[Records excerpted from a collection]

- - - -

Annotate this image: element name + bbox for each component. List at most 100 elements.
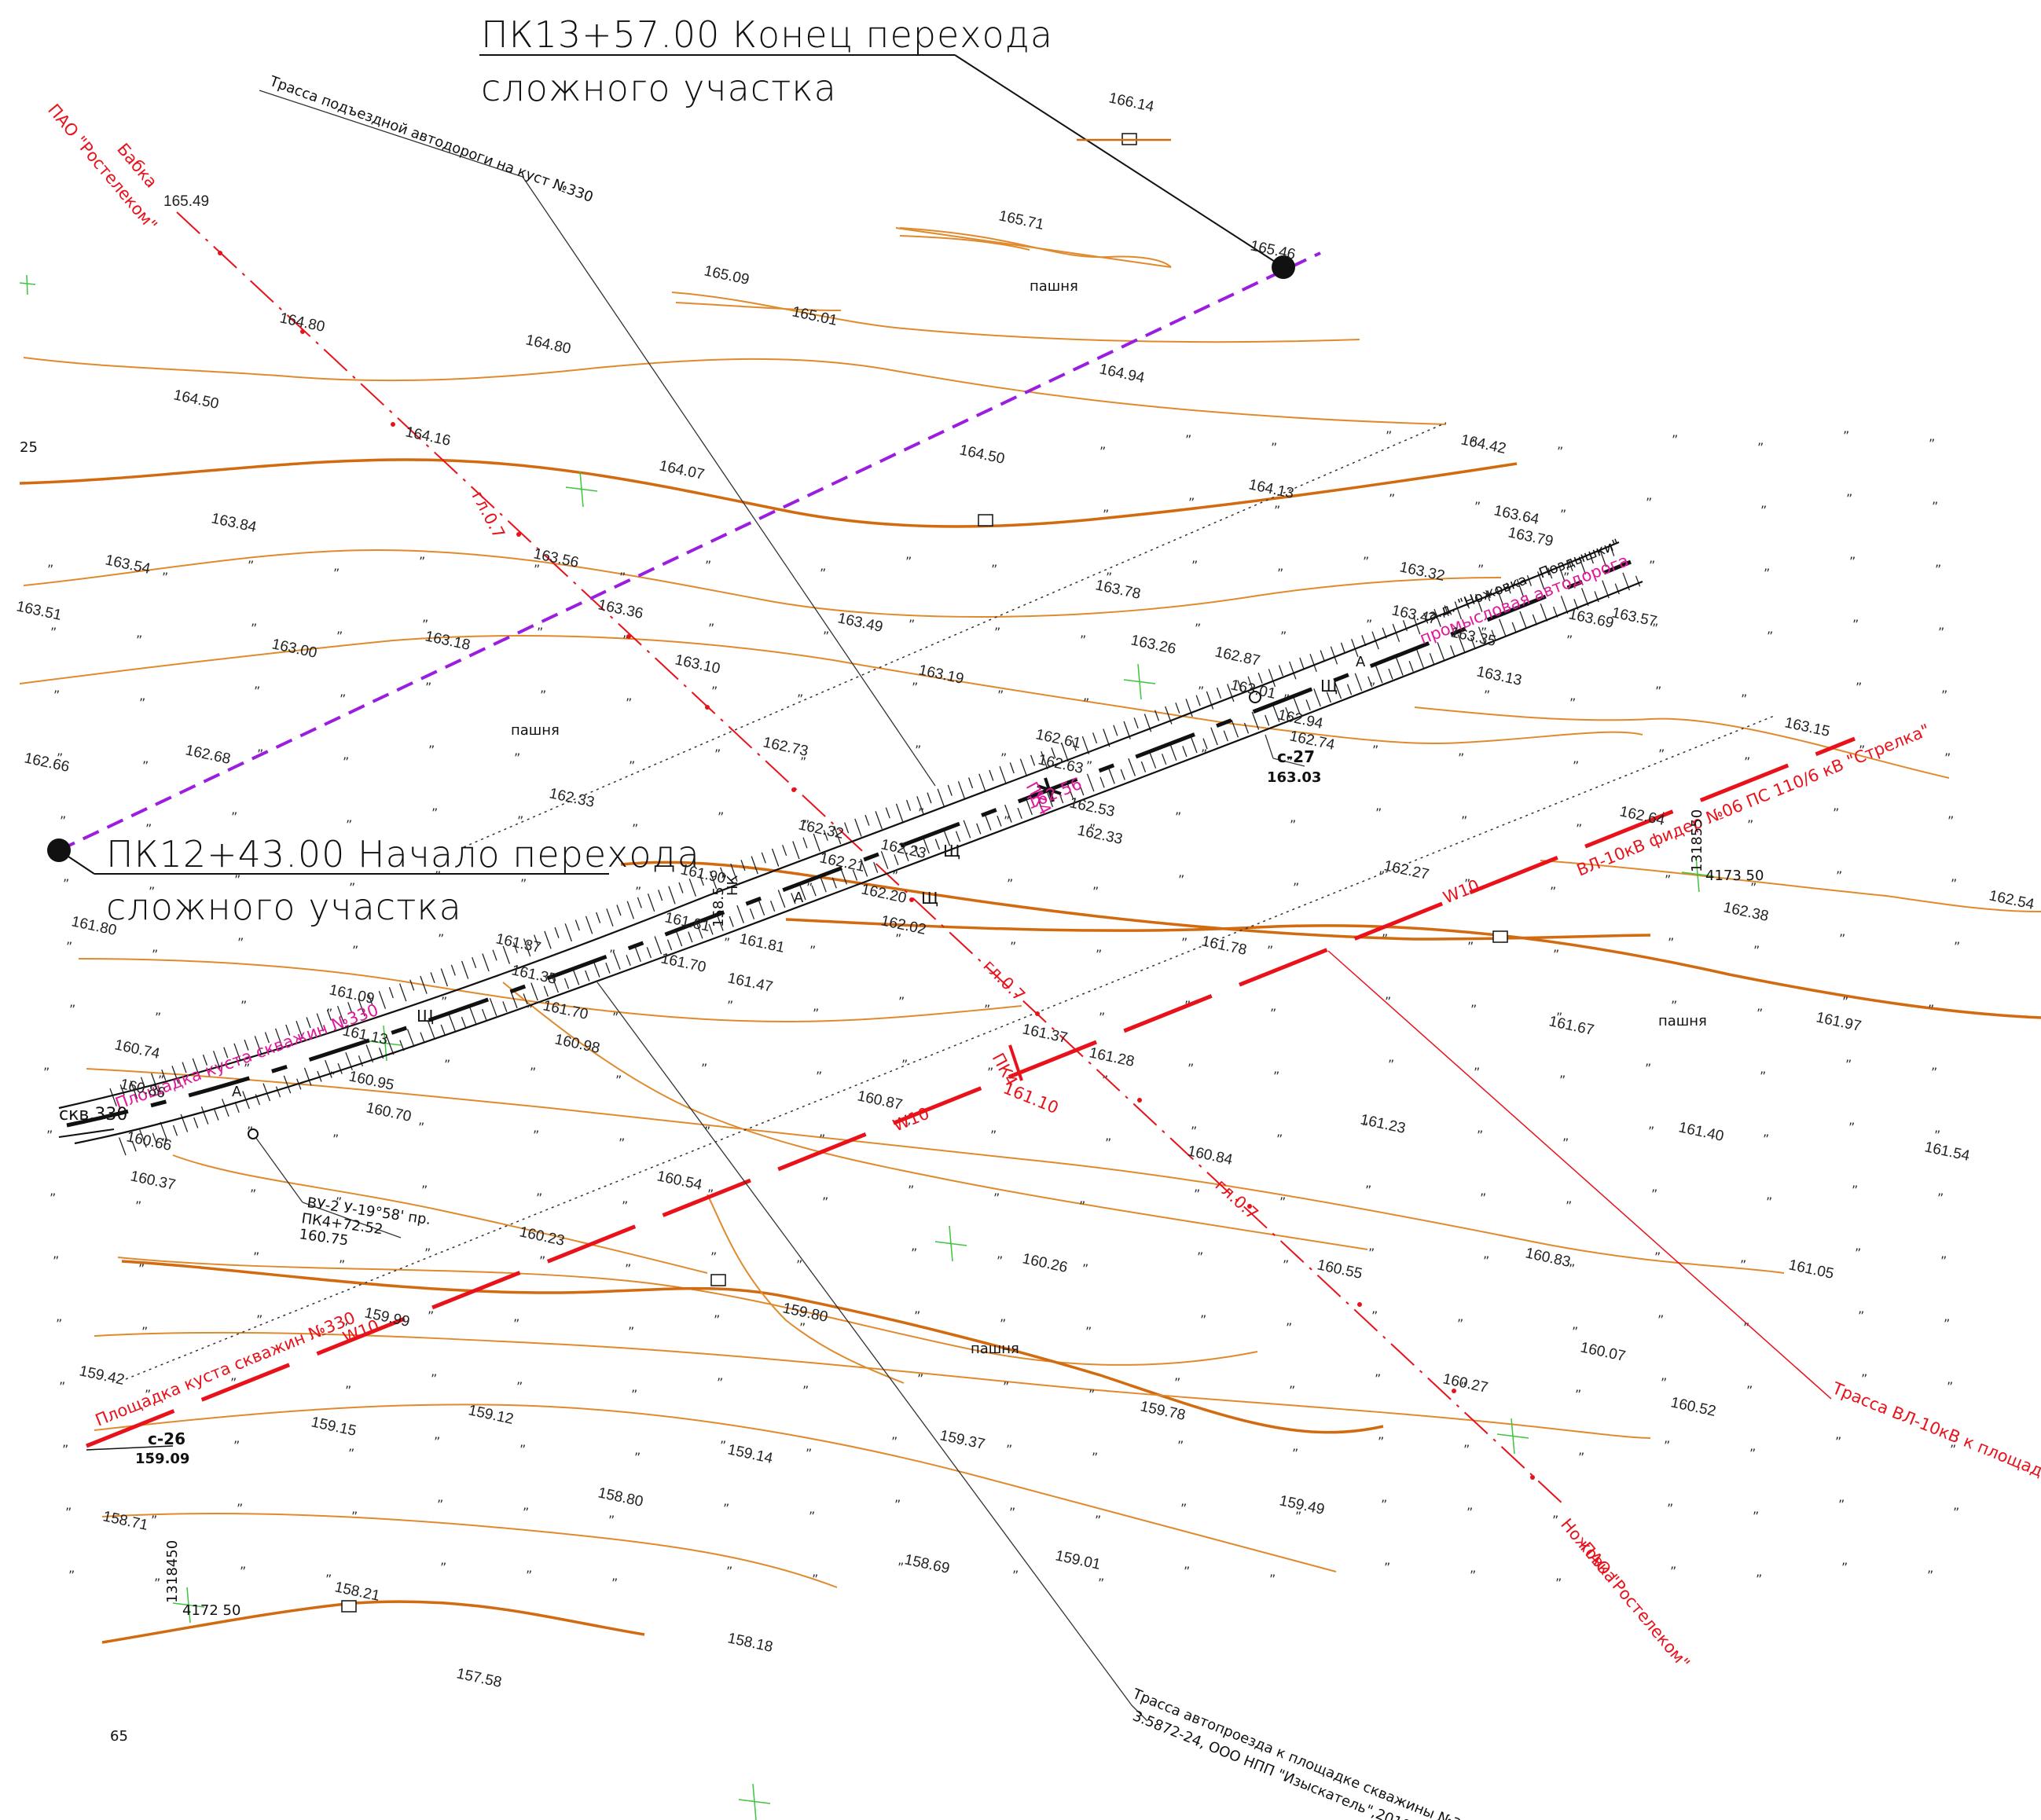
slope-tick [1037, 800, 1044, 812]
grass-mark: ” [428, 1308, 434, 1323]
grass-mark: ” [1756, 1572, 1762, 1587]
slope-tick [118, 1137, 127, 1156]
grass-mark: ” [1464, 876, 1470, 891]
grass-mark: ” [809, 1509, 815, 1524]
grass-mark: ” [1852, 1183, 1858, 1198]
grass-mark: ” [1767, 629, 1773, 644]
grass-mark: ” [917, 1371, 923, 1386]
slope-tick [1133, 717, 1139, 729]
grass-mark: ” [1845, 1057, 1852, 1072]
grass-mark: ” [1848, 1120, 1855, 1135]
grass-mark: ” [1929, 436, 1935, 451]
grass-mark: ” [701, 1061, 707, 1076]
elevation-label: 161.54 [1923, 1139, 1972, 1165]
grass-mark: ” [56, 1316, 62, 1331]
slope-tick [502, 945, 511, 964]
grass-mark: ” [233, 1438, 240, 1453]
grass-mark: ” [619, 1136, 625, 1150]
grass-mark: ” [918, 805, 924, 820]
hk-label: НК [725, 875, 741, 896]
grass-mark: ” [418, 1120, 424, 1135]
slope-tick [1354, 673, 1363, 692]
slope-tick [875, 811, 883, 830]
grass-mark: ” [145, 821, 152, 836]
slope-tick [666, 939, 673, 951]
grass-mark: ” [797, 692, 803, 706]
grass-mark: ” [1095, 1513, 1101, 1528]
grass-mark: ” [1938, 625, 1944, 640]
grass-mark: ” [634, 1450, 641, 1465]
slope-tick [880, 850, 889, 869]
slope-tick [152, 1132, 157, 1144]
shch-4: Щ [921, 889, 938, 908]
c26-elev: 159.09 [135, 1451, 189, 1467]
elevation-label: 163.54 [104, 552, 152, 578]
grass-mark: ” [1569, 1261, 1575, 1276]
grass-marks: ” ” ” ” ” ” ” ” ” ” ” ” ” ” ” ” ” ” ” ” ” ” ” ” ” ” ” ” ” ” ” ” ” ” ” ” ” ” ” ”… [43, 428, 1960, 1591]
grass-mark: ” [1849, 554, 1856, 569]
edge-65: 65 [110, 1728, 128, 1745]
grass-mark: ” [1670, 1564, 1676, 1579]
elevation-label: 161.97 [1815, 1009, 1863, 1035]
grass-mark: ” [1646, 495, 1652, 510]
slope-tick [1330, 646, 1338, 665]
grass-mark: ” [615, 1073, 622, 1088]
grass-mark: ” [533, 1128, 539, 1143]
grass-mark: ” [1086, 758, 1092, 773]
slope-tick [1610, 545, 1615, 556]
slope-tick [1086, 773, 1095, 792]
grass-mark: ” [158, 1073, 164, 1088]
grass-mark: ” [348, 1446, 354, 1461]
title-leaders [58, 54, 1284, 875]
grass-mark: ” [1378, 868, 1385, 883]
grass-mark: ” [1283, 1257, 1289, 1272]
grass-mark: ” [1757, 440, 1764, 455]
grass-mark: ” [435, 868, 441, 883]
slope-tick [894, 854, 899, 866]
slope-tick [306, 1017, 311, 1029]
grass-mark: ” [345, 1383, 351, 1398]
slope-tick [813, 833, 820, 852]
elevation-label: 162.66 [23, 750, 71, 776]
grass-mark: ” [1388, 1057, 1394, 1072]
grass-mark: ” [800, 754, 806, 769]
grass-mark: ” [822, 1194, 828, 1209]
slope-tick [606, 908, 614, 927]
grass-mark: ” [1082, 1261, 1088, 1276]
elevation-label: 160.74 [113, 1037, 162, 1062]
grass-mark: ” [718, 809, 724, 824]
slope-tick [626, 901, 635, 919]
grass-mark: ” [343, 754, 349, 769]
grass-mark: ” [1836, 868, 1842, 883]
elevation-label: 165.49 [163, 193, 209, 210]
grass-mark: ” [1841, 1560, 1848, 1575]
dotted-boundaries [125, 422, 1777, 1380]
grass-mark: ” [612, 1010, 619, 1025]
grass-mark: ” [1481, 625, 1487, 640]
grass-mark: ” [894, 1497, 901, 1512]
elevation-label: 161.81 [738, 930, 786, 956]
slope-tick [1120, 769, 1125, 780]
slope-tick [171, 1066, 179, 1084]
slope-tick [378, 990, 387, 1009]
grass-mark: ” [424, 1246, 431, 1260]
grass-mark: ” [1757, 1006, 1763, 1021]
grass-mark: ” [625, 1261, 631, 1276]
elevation-label: 165.46 [1249, 237, 1297, 263]
slope-tick [275, 1086, 281, 1098]
slope-tick [833, 826, 842, 845]
grass-mark: ” [619, 570, 626, 585]
grass-mark: ” [151, 1513, 157, 1528]
end-title-1: ПК13+57.00 Конец перехода [481, 13, 1053, 56]
elevation-label: 160.66 [125, 1128, 173, 1154]
slope-tick [585, 970, 590, 982]
slope-tick [1206, 691, 1214, 710]
grass-mark: ” [1467, 939, 1474, 954]
shch-3: Щ [1320, 677, 1338, 695]
grass-mark: ” [1271, 440, 1277, 455]
arable-4: пашня [971, 1341, 1019, 1357]
grass-mark: ” [1562, 1136, 1569, 1150]
grass-mark: ” [1467, 1505, 1473, 1520]
grass-mark: ” [1083, 695, 1089, 710]
grass-mark: ” [346, 817, 352, 832]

- - - -

* The request
Could you copy every line of the listing above word for word, leaving out the picture?

* Written reply
Annotate this image: element name + bbox for each component. List at most 100 elements.
slope-tick [1037, 800, 1044, 812]
grass-mark: ” [428, 1308, 434, 1323]
grass-mark: ” [1756, 1572, 1762, 1587]
slope-tick [118, 1137, 127, 1156]
grass-mark: ” [1464, 876, 1470, 891]
grass-mark: ” [809, 1509, 815, 1524]
grass-mark: ” [1852, 1183, 1858, 1198]
grass-mark: ” [1767, 629, 1773, 644]
grass-mark: ” [917, 1371, 923, 1386]
slope-tick [1133, 717, 1139, 729]
grass-mark: ” [1845, 1057, 1852, 1072]
grass-mark: ” [1848, 1120, 1855, 1135]
grass-mark: ” [1929, 436, 1935, 451]
grass-mark: ” [701, 1061, 707, 1076]
elevation-label: 161.54 [1923, 1139, 1972, 1165]
grass-mark: ” [56, 1316, 62, 1331]
slope-tick [502, 945, 511, 964]
grass-mark: ” [233, 1438, 240, 1453]
grass-mark: ” [619, 1136, 625, 1150]
grass-mark: ” [918, 805, 924, 820]
hk-label: НК [725, 875, 741, 896]
grass-mark: ” [418, 1120, 424, 1135]
slope-tick [1354, 673, 1363, 692]
slope-tick [875, 811, 883, 830]
grass-mark: ” [145, 821, 152, 836]
slope-tick [666, 939, 673, 951]
grass-mark: ” [797, 692, 803, 706]
grass-mark: ” [1095, 1513, 1101, 1528]
grass-mark: ” [1938, 625, 1944, 640]
grass-mark: ” [634, 1450, 641, 1465]
slope-tick [880, 850, 889, 869]
slope-tick [152, 1132, 157, 1144]
shch-4: Щ [921, 889, 938, 908]
c26-elev: 159.09 [135, 1451, 189, 1467]
elevation-label: 163.54 [104, 552, 152, 578]
grass-mark: ” [1569, 1261, 1575, 1276]
grass-marks: ” ” ” ” ” ” ” ” ” ” ” ” ” ” ” ” ” ” ” ” ” ” ” ” ” ” ” ” ” ” ” ” ” ” ” ” ” ” ” ”… [43, 428, 1960, 1591]
grass-mark: ” [1849, 554, 1856, 569]
edge-65: 65 [110, 1728, 128, 1745]
grass-mark: ” [1670, 1564, 1676, 1579]
elevation-label: 161.97 [1815, 1009, 1863, 1035]
grass-mark: ” [1646, 495, 1652, 510]
slope-tick [1330, 646, 1338, 665]
grass-mark: ” [615, 1073, 622, 1088]
grass-mark: ” [533, 1128, 539, 1143]
grass-mark: ” [1086, 758, 1092, 773]
slope-tick [1610, 545, 1615, 556]
slope-tick [1086, 773, 1095, 792]
grass-mark: ” [158, 1073, 164, 1088]
grass-mark: ” [348, 1446, 354, 1461]
title-leaders [58, 54, 1284, 875]
grass-mark: ” [1378, 868, 1385, 883]
grass-mark: ” [1283, 1257, 1289, 1272]
grass-mark: ” [1757, 440, 1764, 455]
grass-mark: ” [435, 868, 441, 883]
slope-tick [894, 854, 899, 866]
slope-tick [306, 1017, 311, 1029]
grass-mark: ” [345, 1383, 351, 1398]
slope-tick [813, 833, 820, 852]
elevation-label: 162.66 [23, 750, 71, 776]
grass-mark: ” [1388, 1057, 1394, 1072]
grass-mark: ” [800, 754, 806, 769]
grass-mark: ” [822, 1194, 828, 1209]
slope-tick [606, 908, 614, 927]
grass-mark: ” [1082, 1261, 1088, 1276]
elevation-label: 160.74 [113, 1037, 162, 1062]
grass-mark: ” [718, 809, 724, 824]
slope-tick [626, 901, 635, 919]
grass-mark: ” [343, 754, 349, 769]
grass-mark: ” [1836, 868, 1842, 883]
elevation-label: 165.49 [163, 193, 209, 210]
grass-mark: ” [1841, 1560, 1848, 1575]
dotted-boundaries [125, 422, 1777, 1380]
grass-mark: ” [612, 1010, 619, 1025]
grass-mark: ” [1481, 625, 1487, 640]
grass-mark: ” [894, 1497, 901, 1512]
elevation-label: 161.81 [738, 930, 786, 956]
slope-tick [1120, 769, 1125, 780]
slope-tick [171, 1066, 179, 1084]
slope-tick [378, 990, 387, 1009]
grass-mark: ” [424, 1246, 431, 1260]
grass-mark: ” [1757, 1006, 1763, 1021]
grass-mark: ” [625, 1261, 631, 1276]
elevation-label: 165.46 [1249, 237, 1297, 263]
slope-tick [275, 1086, 281, 1098]
slope-tick [833, 826, 842, 845]
grass-mark: ” [619, 570, 626, 585]
grass-mark: ” [151, 1513, 157, 1528]
end-title-1: ПК13+57.00 Конец перехода [481, 13, 1053, 56]
elevation-label: 160.66 [125, 1128, 173, 1154]
slope-tick [585, 970, 590, 982]
slope-tick [1206, 691, 1214, 710]
grass-mark: ” [1467, 939, 1474, 954]
shch-3: Щ [1320, 677, 1338, 695]
grass-mark: ” [1271, 440, 1277, 455]
arable-4: пашня [971, 1341, 1019, 1357]
grass-mark: ” [1562, 1136, 1569, 1150]
grass-mark: ” [1467, 1505, 1473, 1520]
grass-mark: ” [1083, 695, 1089, 710]
grass-mark: ” [346, 817, 352, 832]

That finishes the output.